● **GOAL**
Present the lines below as a Markdown table with two columns, Row and Line text. Number each row and leave out any blank lines.
## Begin MATERIAL SHOWN
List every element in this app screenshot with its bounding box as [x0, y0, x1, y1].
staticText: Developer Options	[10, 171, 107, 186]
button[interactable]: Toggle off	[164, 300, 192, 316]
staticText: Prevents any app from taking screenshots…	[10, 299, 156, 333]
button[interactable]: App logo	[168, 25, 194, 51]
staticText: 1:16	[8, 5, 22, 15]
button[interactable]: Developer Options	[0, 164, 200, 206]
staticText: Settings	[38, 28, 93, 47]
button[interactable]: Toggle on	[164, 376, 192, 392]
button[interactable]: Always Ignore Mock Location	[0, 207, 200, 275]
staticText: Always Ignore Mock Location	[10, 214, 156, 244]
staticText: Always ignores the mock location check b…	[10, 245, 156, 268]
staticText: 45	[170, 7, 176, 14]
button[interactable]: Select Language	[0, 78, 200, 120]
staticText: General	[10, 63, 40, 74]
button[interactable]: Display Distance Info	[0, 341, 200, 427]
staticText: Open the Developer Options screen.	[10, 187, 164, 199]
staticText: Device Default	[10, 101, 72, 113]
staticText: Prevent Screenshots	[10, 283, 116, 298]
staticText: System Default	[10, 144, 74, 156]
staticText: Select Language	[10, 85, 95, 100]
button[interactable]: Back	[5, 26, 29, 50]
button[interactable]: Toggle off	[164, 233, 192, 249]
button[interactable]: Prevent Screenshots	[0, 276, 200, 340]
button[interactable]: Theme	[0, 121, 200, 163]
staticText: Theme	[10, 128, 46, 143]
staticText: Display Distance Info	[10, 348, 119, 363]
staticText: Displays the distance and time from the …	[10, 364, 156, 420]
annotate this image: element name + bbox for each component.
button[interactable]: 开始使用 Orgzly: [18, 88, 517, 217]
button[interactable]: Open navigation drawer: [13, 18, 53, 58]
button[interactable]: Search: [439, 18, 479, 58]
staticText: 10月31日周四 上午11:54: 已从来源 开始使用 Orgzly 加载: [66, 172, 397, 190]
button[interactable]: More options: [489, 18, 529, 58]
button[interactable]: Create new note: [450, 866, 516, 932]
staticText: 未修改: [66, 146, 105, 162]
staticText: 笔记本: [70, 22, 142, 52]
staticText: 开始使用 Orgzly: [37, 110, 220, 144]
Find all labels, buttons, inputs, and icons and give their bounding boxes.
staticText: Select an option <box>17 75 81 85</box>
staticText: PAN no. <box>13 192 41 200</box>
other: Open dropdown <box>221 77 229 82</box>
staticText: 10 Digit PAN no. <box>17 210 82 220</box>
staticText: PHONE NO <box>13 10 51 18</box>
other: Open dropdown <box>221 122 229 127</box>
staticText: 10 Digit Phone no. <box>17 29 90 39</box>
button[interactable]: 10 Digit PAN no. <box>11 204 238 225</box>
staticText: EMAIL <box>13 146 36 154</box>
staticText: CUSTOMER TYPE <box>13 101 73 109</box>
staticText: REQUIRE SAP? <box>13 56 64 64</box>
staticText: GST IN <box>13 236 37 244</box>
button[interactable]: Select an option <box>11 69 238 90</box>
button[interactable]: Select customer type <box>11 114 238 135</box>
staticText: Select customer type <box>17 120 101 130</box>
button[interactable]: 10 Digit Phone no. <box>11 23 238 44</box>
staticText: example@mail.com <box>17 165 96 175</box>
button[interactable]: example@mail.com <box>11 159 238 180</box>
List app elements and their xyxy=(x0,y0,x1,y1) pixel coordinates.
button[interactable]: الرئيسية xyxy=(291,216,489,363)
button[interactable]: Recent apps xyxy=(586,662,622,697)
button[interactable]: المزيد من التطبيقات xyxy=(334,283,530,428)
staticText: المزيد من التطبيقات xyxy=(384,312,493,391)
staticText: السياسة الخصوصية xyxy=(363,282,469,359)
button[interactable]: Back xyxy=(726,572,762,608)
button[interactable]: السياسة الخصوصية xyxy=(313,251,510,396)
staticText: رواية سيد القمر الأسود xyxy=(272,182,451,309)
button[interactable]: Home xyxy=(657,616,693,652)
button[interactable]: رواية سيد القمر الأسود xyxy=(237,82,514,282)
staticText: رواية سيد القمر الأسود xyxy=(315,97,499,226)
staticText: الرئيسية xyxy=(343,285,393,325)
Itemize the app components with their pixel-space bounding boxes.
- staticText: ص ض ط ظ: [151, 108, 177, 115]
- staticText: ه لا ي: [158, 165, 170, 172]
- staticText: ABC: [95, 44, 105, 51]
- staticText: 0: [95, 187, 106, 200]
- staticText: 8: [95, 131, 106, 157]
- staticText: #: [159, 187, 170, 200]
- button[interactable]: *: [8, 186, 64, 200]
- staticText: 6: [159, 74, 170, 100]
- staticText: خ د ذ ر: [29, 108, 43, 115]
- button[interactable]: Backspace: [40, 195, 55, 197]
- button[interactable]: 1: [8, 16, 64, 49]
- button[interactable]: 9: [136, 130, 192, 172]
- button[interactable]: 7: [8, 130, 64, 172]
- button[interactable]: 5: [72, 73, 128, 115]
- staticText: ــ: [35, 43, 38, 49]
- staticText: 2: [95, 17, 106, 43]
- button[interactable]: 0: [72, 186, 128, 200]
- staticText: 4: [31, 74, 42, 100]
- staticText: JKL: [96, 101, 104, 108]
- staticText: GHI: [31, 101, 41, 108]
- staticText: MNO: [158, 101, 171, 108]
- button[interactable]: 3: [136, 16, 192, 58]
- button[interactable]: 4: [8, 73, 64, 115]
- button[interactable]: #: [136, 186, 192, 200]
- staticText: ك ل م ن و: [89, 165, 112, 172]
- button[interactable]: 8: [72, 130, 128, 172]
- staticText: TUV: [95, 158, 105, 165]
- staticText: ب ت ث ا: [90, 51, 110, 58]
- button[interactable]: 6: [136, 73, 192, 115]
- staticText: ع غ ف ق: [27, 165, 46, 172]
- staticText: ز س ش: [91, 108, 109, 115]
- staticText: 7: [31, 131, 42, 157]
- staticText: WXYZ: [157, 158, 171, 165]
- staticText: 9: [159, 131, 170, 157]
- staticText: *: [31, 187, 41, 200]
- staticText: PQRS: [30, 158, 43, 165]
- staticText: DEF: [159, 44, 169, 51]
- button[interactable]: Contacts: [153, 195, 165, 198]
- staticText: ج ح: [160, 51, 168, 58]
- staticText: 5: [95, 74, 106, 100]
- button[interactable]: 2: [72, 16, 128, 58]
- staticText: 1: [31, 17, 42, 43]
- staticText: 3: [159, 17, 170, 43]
## End MATERIAL SHOWN
● **SOLUTION**
| Row | Line text |
|---|---|
| 1 | List every element in this app screenshot with its bounding box as [x0, y0, x1, y1]. |
| 2 | staticText: Developer Options	[10, 171, 107, 186] |
| 3 | button[interactable]: Toggle off	[164, 300, 192, 316] |
| 4 | staticText: Prevents any app from taking screenshots…	[10, 299, 156, 333] |
| 5 | button[interactable]: App logo	[168, 25, 194, 51] |
| 6 | staticText: 1:16	[8, 5, 22, 15] |
| 7 | button[interactable]: Developer Options	[0, 164, 200, 206] |
| 8 | staticText: Settings	[38, 28, 93, 47] |
| 9 | button[interactable]: Toggle on	[164, 376, 192, 392] |
| 10 | button[interactable]: Always Ignore Mock Location	[0, 207, 200, 275] |
| 11 | staticText: Always Ignore Mock Location	[10, 214, 156, 244] |
| 12 | staticText: Always ignores the mock location check b…	[10, 245, 156, 268] |
| 13 | staticText: 45	[170, 7, 176, 14] |
| 14 | button[interactable]: Select Language	[0, 78, 200, 120] |
| 15 | staticText: General	[10, 63, 40, 74] |
| 16 | button[interactable]: Display Distance Info	[0, 341, 200, 427] |
| 17 | staticText: Open the Developer Options screen.	[10, 187, 164, 199] |
| 18 | staticText: Device Default	[10, 101, 72, 113] |
| 19 | staticText: Prevent Screenshots	[10, 283, 116, 298] |
| 20 | staticText: System Default	[10, 144, 74, 156] |
| 21 | staticText: Select Language	[10, 85, 95, 100] |
| 22 | button[interactable]: Back	[5, 26, 29, 50] |
| 23 | button[interactable]: Toggle off	[164, 233, 192, 249] |
| 24 | button[interactable]: Prevent Screenshots	[0, 276, 200, 340] |
| 25 | button[interactable]: Theme	[0, 121, 200, 163] |
| 26 | staticText: Theme	[10, 128, 46, 143] |
| 27 | staticText: Display Distance Info	[10, 348, 119, 363] |
| 28 | staticText: Displays the distance and time from the …	[10, 364, 156, 420] |
| 29 | annotate this image: element name + bbox for each component. |
| 30 | button[interactable]: 开始使用 Orgzly: [18, 88, 517, 217] |
| 31 | button[interactable]: Open navigation drawer: [13, 18, 53, 58] |
| 32 | button[interactable]: Search: [439, 18, 479, 58] |
| 33 | staticText: 10月31日周四 上午11:54: 已从来源 开始使用 Orgzly 加载: [66, 172, 397, 190] |
| 34 | button[interactable]: More options: [489, 18, 529, 58] |
| 35 | button[interactable]: Create new note: [450, 866, 516, 932] |
| 36 | staticText: 未修改: [66, 146, 105, 162] |
| 37 | staticText: 笔记本: [70, 22, 142, 52] |
| 38 | staticText: 开始使用 Orgzly: [37, 110, 220, 144] |
| 39 | Find all labels, buttons, inputs, and icons and give their bounding boxes. |
| 40 | staticText: Select an option <box>17 75 81 85</box> |
| 41 | staticText: PAN no. <box>13 192 41 200</box> |
| 42 | other: Open dropdown <box>221 77 229 82</box> |
| 43 | staticText: 10 Digit PAN no. <box>17 210 82 220</box> |
| 44 | staticText: PHONE NO <box>13 10 51 18</box> |
| 45 | other: Open dropdown <box>221 122 229 127</box> |
| 46 | staticText: 10 Digit Phone no. <box>17 29 90 39</box> |
| 47 | button[interactable]: 10 Digit PAN no. <box>11 204 238 225</box> |
| 48 | staticText: EMAIL <box>13 146 36 154</box> |
| 49 | staticText: CUSTOMER TYPE <box>13 101 73 109</box> |
| 50 | staticText: REQUIRE SAP? <box>13 56 64 64</box> |
| 51 | staticText: GST IN <box>13 236 37 244</box> |
| 52 | button[interactable]: Select an option <box>11 69 238 90</box> |
| 53 | button[interactable]: Select customer type <box>11 114 238 135</box> |
| 54 | staticText: Select customer type <box>17 120 101 130</box> |
| 55 | button[interactable]: 10 Digit Phone no. <box>11 23 238 44</box> |
| 56 | staticText: example@mail.com <box>17 165 96 175</box> |
| 57 | button[interactable]: example@mail.com <box>11 159 238 180</box> |
| 58 | List app elements and their xyxy=(x0,y0,x1,y1) pixel coordinates. |
| 59 | button[interactable]: الرئيسية xyxy=(291,216,489,363) |
| 60 | button[interactable]: Recent apps xyxy=(586,662,622,697) |
| 61 | button[interactable]: المزيد من التطبيقات xyxy=(334,283,530,428) |
| 62 | staticText: المزيد من التطبيقات xyxy=(384,312,493,391) |
| 63 | staticText: السياسة الخصوصية xyxy=(363,282,469,359) |
| 64 | button[interactable]: Back xyxy=(726,572,762,608) |
| 65 | button[interactable]: السياسة الخصوصية xyxy=(313,251,510,396) |
| 66 | staticText: رواية سيد القمر الأسود xyxy=(272,182,451,309) |
| 67 | button[interactable]: Home xyxy=(657,616,693,652) |
| 68 | button[interactable]: رواية سيد القمر الأسود xyxy=(237,82,514,282) |
| 69 | staticText: رواية سيد القمر الأسود xyxy=(315,97,499,226) |
| 70 | staticText: الرئيسية xyxy=(343,285,393,325) |
| 71 | Itemize the app components with their pixel-space bounding boxes. |
| 72 | - staticText: ص ض ط ظ: [151, 108, 177, 115] |
| 73 | - staticText: ه لا ي: [158, 165, 170, 172] |
| 74 | - staticText: ABC: [95, 44, 105, 51] |
| 75 | - staticText: 0: [95, 187, 106, 200] |
| 76 | - staticText: 8: [95, 131, 106, 157] |
| 77 | - staticText: #: [159, 187, 170, 200] |
| 78 | - button[interactable]: *: [8, 186, 64, 200] |
| 79 | - staticText: 6: [159, 74, 170, 100] |
| 80 | - staticText: خ د ذ ر: [29, 108, 43, 115] |
| 81 | - button[interactable]: Backspace: [40, 195, 55, 197] |
| 82 | - button[interactable]: 1: [8, 16, 64, 49] |
| 83 | - button[interactable]: 9: [136, 130, 192, 172] |
| 84 | - button[interactable]: 7: [8, 130, 64, 172] |
| 85 | - button[interactable]: 5: [72, 73, 128, 115] |
| 86 | - staticText: ــ: [35, 43, 38, 49] |
| 87 | - staticText: 2: [95, 17, 106, 43] |
| 88 | - button[interactable]: 0: [72, 186, 128, 200] |
| 89 | - staticText: 4: [31, 74, 42, 100] |
| 90 | - staticText: JKL: [96, 101, 104, 108] |
| 91 | - staticText: GHI: [31, 101, 41, 108] |
| 92 | - staticText: MNO: [158, 101, 171, 108] |
| 93 | - button[interactable]: 3: [136, 16, 192, 58] |
| 94 | - button[interactable]: 4: [8, 73, 64, 115] |
| 95 | - button[interactable]: #: [136, 186, 192, 200] |
| 96 | - staticText: ك ل م ن و: [89, 165, 112, 172] |
| 97 | - button[interactable]: 8: [72, 130, 128, 172] |
| 98 | - staticText: TUV: [95, 158, 105, 165] |
| 99 | - staticText: ب ت ث ا: [90, 51, 110, 58] |
| 100 | - button[interactable]: 6: [136, 73, 192, 115] |
| 101 | - staticText: ع غ ف ق: [27, 165, 46, 172] |
| 102 | - staticText: ز س ش: [91, 108, 109, 115] |
| 103 | - staticText: 7: [31, 131, 42, 157] |
| 104 | - staticText: WXYZ: [157, 158, 171, 165] |
| 105 | - staticText: 9: [159, 131, 170, 157] |
| 106 | - staticText: *: [31, 187, 41, 200] |
| 107 | - staticText: PQRS: [30, 158, 43, 165] |
| 108 | - staticText: DEF: [159, 44, 169, 51] |
| 109 | - button[interactable]: Contacts: [153, 195, 165, 198] |
| 110 | - staticText: ج ح: [160, 51, 168, 58] |
| 111 | - staticText: 5: [95, 74, 106, 100] |
| 112 | - button[interactable]: 2: [72, 16, 128, 58] |
| 113 | - staticText: 1: [31, 17, 42, 43] |
| 114 | - staticText: 3: [159, 17, 170, 43] |